Records provided:
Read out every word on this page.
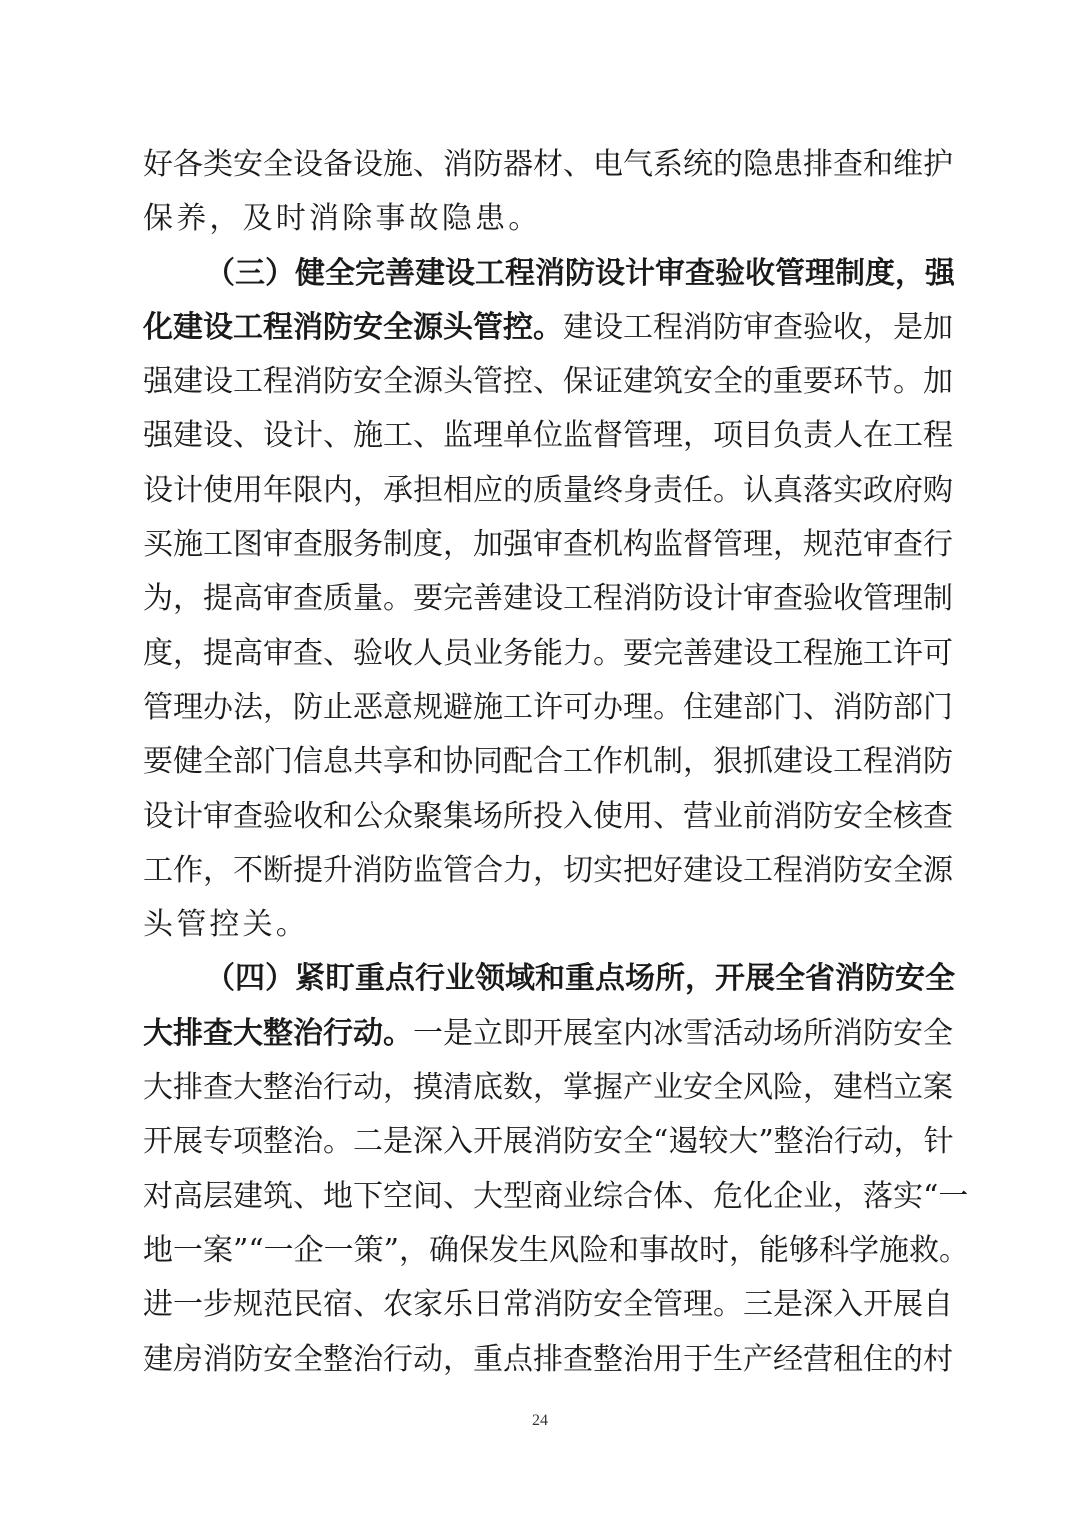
好各类安全设备设施、消防器材、电气系统的隐患排查和维护
保养，及时消除事故隐患。
（三）健全完善建设工程消防设计审查验收管理制度，强
化建设工程消防安全源头管控。建设工程消防审查验收，是加
强建设工程消防安全源头管控、保证建筑安全的重要环节。加
强建设、设计、施工、监理单位监督管理，项目负责人在工程
设计使用年限内，承担相应的质量终身责任。认真落实政府购
买施工图审查服务制度，加强审查机构监督管理，规范审查行
为，提高审查质量。要完善建设工程消防设计审查验收管理制
度，提高审查、验收人员业务能力。要完善建设工程施工许可
管理办法，防止恶意规避施工许可办理。住建部门、消防部门
要健全部门信息共享和协同配合工作机制，狠抓建设工程消防
设计审查验收和公众聚集场所投入使用、营业前消防安全核查
工作，不断提升消防监管合力，切实把好建设工程消防安全源
头管控关。
（四）紧盯重点行业领域和重点场所，开展全省消防安全
大排查大整治行动。一是立即开展室内冰雪活动场所消防安全
大排查大整治行动，摸清底数，掌握产业安全风险，建档立案
开展专项整治。二是深入开展消防安全“遏较大”整治行动，针
对高层建筑、地下空间、大型商业综合体、危化企业，落实“一
地一案”“一企一策”，确保发生风险和事故时，能够科学施救。
进一步规范民宿、农家乐日常消防安全管理。三是深入开展自
建房消防安全整治行动，重点排查整治用于生产经营租住的村
24
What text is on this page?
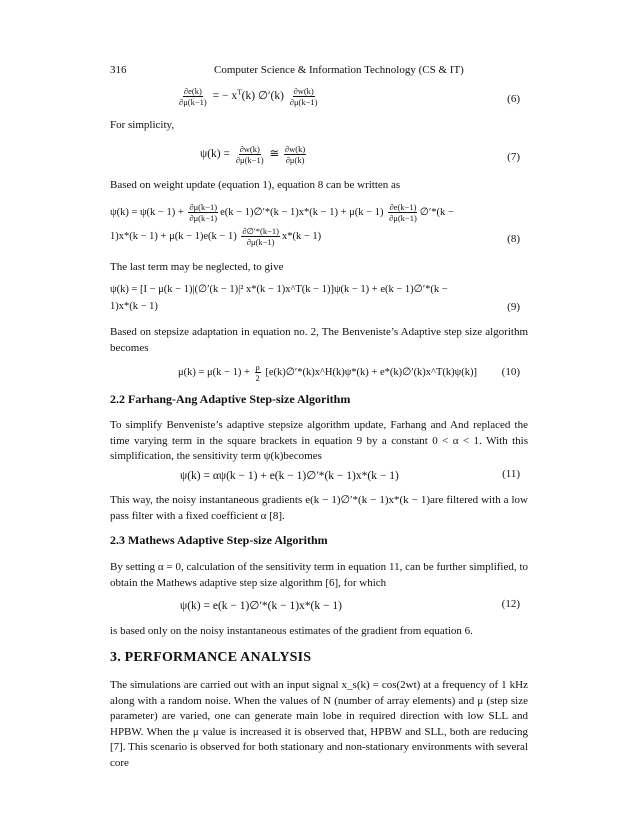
316	Computer Science & Information Technology (CS & IT)
$\frac{\partial e(k)}{\partial\mu(k-1)}$ = − $x^T(k)$ ∅′(k) $\frac{\partial w(k)}{\partial\mu(k-1)}$	(6)
For simplicity,
$\psi(k) = \frac{\partial w(k)}{\partial\mu(k-1)}$ ≅ $\frac{\partial w(k)}{\partial\mu(k)}$	(7)
Based on weight update (equation 1), equation 8 can be written as
$\psi(k) = \psi(k - 1) + \frac{\partial\mu(k-1)}{\partial\mu(k-1)} e(k$ − 1)∅′*(k − $1)x*(k - 1) + \mu(k - 1) \frac{\partial e(k-1)}{\partial\mu(k-1)}$ ∅′*(k −
$1)x*(k - 1) + \mu(k - 1)e(k - 1) \frac{\partial\emptyset'*(k-1)}{\partial\mu(k-1)} x*(k - 1)$	(8)
The last term may be neglected, to give
ψ(k) = [I − μ(k − 1)|(∅′(k − 1)|² x*(k − 1)x^T(k − 1)]ψ(k − 1) + e(k − 1)∅′*(k −
1)x*(k − 1)	(9)
Based on stepsize adaptation in equation no. 2, The Benveniste’s Adaptive step size algorithm becomes
$\mu(k) = \mu(k - 1) + \frac{\rho}{2}$ [e(k)∅′*(k)x^H(k)ψ*(k) + e*(k)∅′(k)x^T(k)ψ(k)] (10)
2.2 Farhang-Ang Adaptive Step-size Algorithm
To simplify Benveniste’s adaptive stepsize algorithm update, Farhang and And replaced the time varying term in the square brackets in equation 9 by a constant 0 < α < 1. With this simplification, the sensitivity term ψ(k)becomes
ψ(k) = αψ(k − 1) + e(k − 1)∅′*(k − 1)x*(k − 1)	(11)
This way, the noisy instantaneous gradients e(k − 1)∅′*(k − 1)x*(k − 1)are filtered with a low pass filter with a fixed coefficient α [8].
2.3 Mathews Adaptive Step-size Algorithm
By setting α = 0, calculation of the sensitivity term in equation 11, can be further simplified, to obtain the Mathews adaptive step size algorithm [6], for which
ψ(k) = e(k − 1)∅′*(k − 1)x*(k − 1)	(12)
is based only on the noisy instantaneous estimates of the gradient from equation 6.
3. PERFORMANCE ANALYSIS
The simulations are carried out with an input signal x_s(k) = cos(2wt) at a frequency of 1 kHz along with a random noise. When the values of N (number of array elements) and μ (step size parameter) are varied, one can generate main lobe in required direction with low SLL and HPBW. When the μ value is increased it is observed that, HPBW and SLL, both are reducing [7]. This scenario is observed for both stationary and non-stationary environments with several core
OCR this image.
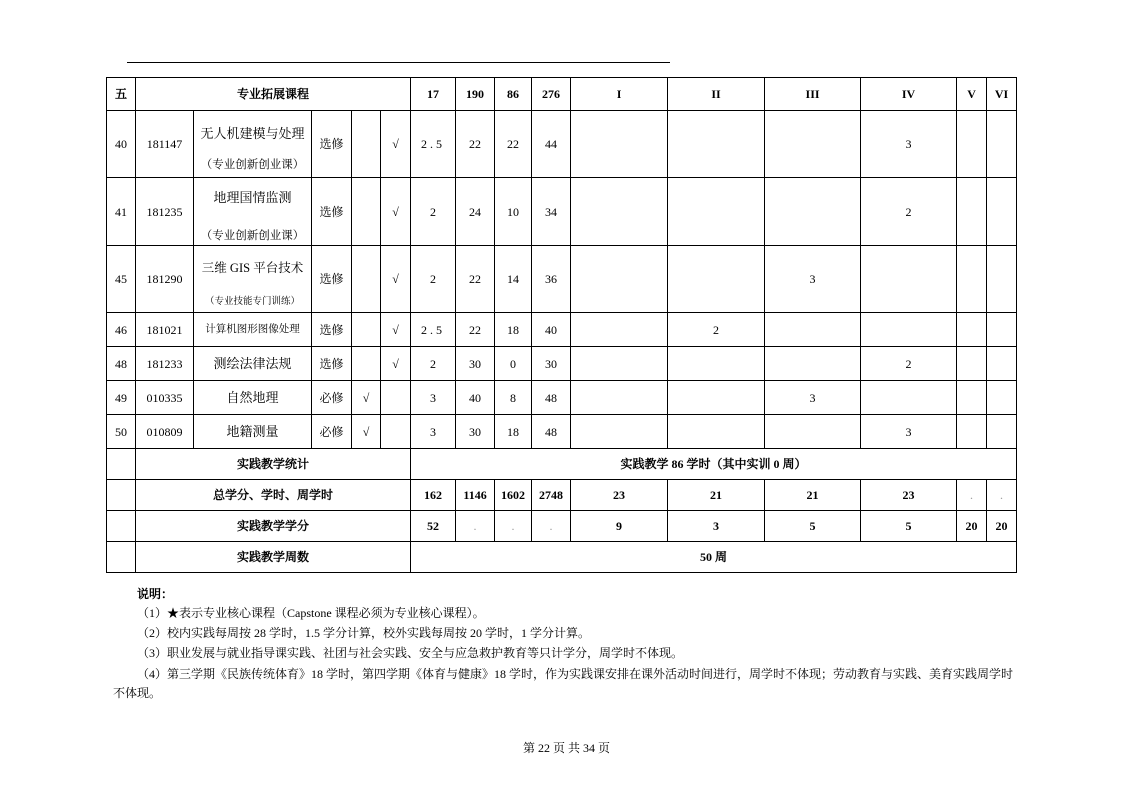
五	专业拓展课程					17	190	86	276	I	II	III	IV	V	VI
40	181147	无人机建模与处理
（专业创新创业课）	选修		√	2.5	22	22	44				3		
41	181235	地理国情监测
（专业创新创业课）	选修		√	2	24	10	34				2		
45	181290	三维 GIS 平台技术
（专业技能专门训练）	选修		√	2	22	14	36			3			
46	181021	计算机图形图像处理	选修		√	2.5	22	18	40		2				
48	181233	测绘法律法规	选修		√	2	30	0	30				2		
49	010335	自然地理	必修	√		3	40	8	48			3			
50	010809	地籍测量	必修	√		3	30	18	48				3		
	实践教学统计					实践教学 86 学时（其中实训 0 周）									
	总学分、学时、周学时					162	1146	1602	2748	23	21	21	23	.	.
	实践教学学分					52	.	.	.	9	3	5	5	20	20
	实践教学周数					50 周									
说明：
（1）★表示专业核心课程（Capstone 课程必须为专业核心课程）。
（2）校内实践每周按 28 学时，1.5 学分计算，校外实践每周按 20 学时，1 学分计算。
（3）职业发展与就业指导课实践、社团与社会实践、安全与应急救护教育等只计学分，周学时不体现。
（4）第三学期《民族传统体育》18 学时，第四学期《体育与健康》18 学时，作为实践课安排在课外活动时间进行，周学时不体现；劳动教育与实践、美育实践周学时
不体现。
第 22 页 共 34 页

Problem to work on: Your copy should hold every record word for word and none of the pictures.

Task output:
Read out every word on this page.
好各类安全设备设施、消防器材、电气系统的隐患排查和维护
保养，及时消除事故隐患。
（三）健全完善建设工程消防设计审查验收管理制度，强
化建设工程消防安全源头管控。建设工程消防审查验收，是加
强建设工程消防安全源头管控、保证建筑安全的重要环节。加
强建设、设计、施工、监理单位监督管理，项目负责人在工程
设计使用年限内，承担相应的质量终身责任。认真落实政府购
买施工图审查服务制度，加强审查机构监督管理，规范审查行
为，提高审查质量。要完善建设工程消防设计审查验收管理制
度，提高审查、验收人员业务能力。要完善建设工程施工许可
管理办法，防止恶意规避施工许可办理。住建部门、消防部门
要健全部门信息共享和协同配合工作机制，狠抓建设工程消防
设计审查验收和公众聚集场所投入使用、营业前消防安全核查
工作，不断提升消防监管合力，切实把好建设工程消防安全源
头管控关。
（四）紧盯重点行业领域和重点场所，开展全省消防安全
大排查大整治行动。一是立即开展室内冰雪活动场所消防安全
大排查大整治行动，摸清底数，掌握产业安全风险，建档立案
开展专项整治。二是深入开展消防安全“遏较大”整治行动，针
对高层建筑、地下空间、大型商业综合体、危化企业，落实“一
地一案”“一企一策”，确保发生风险和事故时，能够科学施救。
进一步规范民宿、农家乐日常消防安全管理。三是深入开展自
建房消防安全整治行动，重点排查整治用于生产经营租住的村
24
What text is on this page?
316	Computer Science & Information Technology (CS & IT)
$\frac{\partial e(k)}{\partial\mu(k-1)}$ = − $x^T(k)$ ∅′(k) $\frac{\partial w(k)}{\partial\mu(k-1)}$	(6)
For simplicity,
$\psi(k) = \frac{\partial w(k)}{\partial\mu(k-1)}$ ≅ $\frac{\partial w(k)}{\partial\mu(k)}$	(7)
Based on weight update (equation 1), equation 8 can be written as
$\psi(k) = \psi(k - 1) + \frac{\partial\mu(k-1)}{\partial\mu(k-1)} e(k$ − 1)∅′*(k − $1)x*(k - 1) + \mu(k - 1) \frac{\partial e(k-1)}{\partial\mu(k-1)}$ ∅′*(k −
$1)x*(k - 1) + \mu(k - 1)e(k - 1) \frac{\partial\emptyset'*(k-1)}{\partial\mu(k-1)} x*(k - 1)$	(8)
The last term may be neglected, to give
ψ(k) = [I − μ(k − 1)|(∅′(k − 1)|² x*(k − 1)x^T(k − 1)]ψ(k − 1) + e(k − 1)∅′*(k −
1)x*(k − 1)	(9)
Based on stepsize adaptation in equation no. 2, The Benveniste’s Adaptive step size algorithm becomes
$\mu(k) = \mu(k - 1) + \frac{\rho}{2}$ [e(k)∅′*(k)x^H(k)ψ*(k) + e*(k)∅′(k)x^T(k)ψ(k)] (10)
2.2 Farhang-Ang Adaptive Step-size Algorithm
To simplify Benveniste’s adaptive stepsize algorithm update, Farhang and And replaced the time varying term in the square brackets in equation 9 by a constant 0 < α < 1. With this simplification, the sensitivity term ψ(k)becomes
ψ(k) = αψ(k − 1) + e(k − 1)∅′*(k − 1)x*(k − 1)	(11)
This way, the noisy instantaneous gradients e(k − 1)∅′*(k − 1)x*(k − 1)are filtered with a low pass filter with a fixed coefficient α [8].
2.3 Mathews Adaptive Step-size Algorithm
By setting α = 0, calculation of the sensitivity term in equation 11, can be further simplified, to obtain the Mathews adaptive step size algorithm [6], for which
ψ(k) = e(k − 1)∅′*(k − 1)x*(k − 1)	(12)
is based only on the noisy instantaneous estimates of the gradient from equation 6.
3. PERFORMANCE ANALYSIS
The simulations are carried out with an input signal x_s(k) = cos(2wt) at a frequency of 1 kHz along with a random noise. When the values of N (number of array elements) and μ (step size parameter) are varied, one can generate main lobe in required direction with low SLL and HPBW. When the μ value is increased it is observed that, HPBW and SLL, both are reducing [7]. This scenario is observed for both stationary and non-stationary environments with several core
OCR this image.
五	专业拓展课程					17	190	86	276	I	II	III	IV	V	VI
40	181147	无人机建模与处理
（专业创新创业课）	选修		√	2.5	22	22	44				3		
41	181235	地理国情监测
（专业创新创业课）	选修		√	2	24	10	34				2		
45	181290	三维 GIS 平台技术
（专业技能专门训练）	选修		√	2	22	14	36			3			
46	181021	计算机图形图像处理	选修		√	2.5	22	18	40		2				
48	181233	测绘法律法规	选修		√	2	30	0	30				2		
49	010335	自然地理	必修	√		3	40	8	48			3			
50	010809	地籍测量	必修	√		3	30	18	48				3		
	实践教学统计					实践教学 86 学时（其中实训 0 周）									
	总学分、学时、周学时					162	1146	1602	2748	23	21	21	23	.	.
	实践教学学分					52	.	.	.	9	3	5	5	20	20
	实践教学周数					50 周									
说明：
（1）★表示专业核心课程（Capstone 课程必须为专业核心课程）。
（2）校内实践每周按 28 学时，1.5 学分计算，校外实践每周按 20 学时，1 学分计算。
（3）职业发展与就业指导课实践、社团与社会实践、安全与应急救护教育等只计学分，周学时不体现。
（4）第三学期《民族传统体育》18 学时，第四学期《体育与健康》18 学时，作为实践课安排在课外活动时间进行，周学时不体现；劳动教育与实践、美育实践周学时
不体现。
第 22 页 共 34 页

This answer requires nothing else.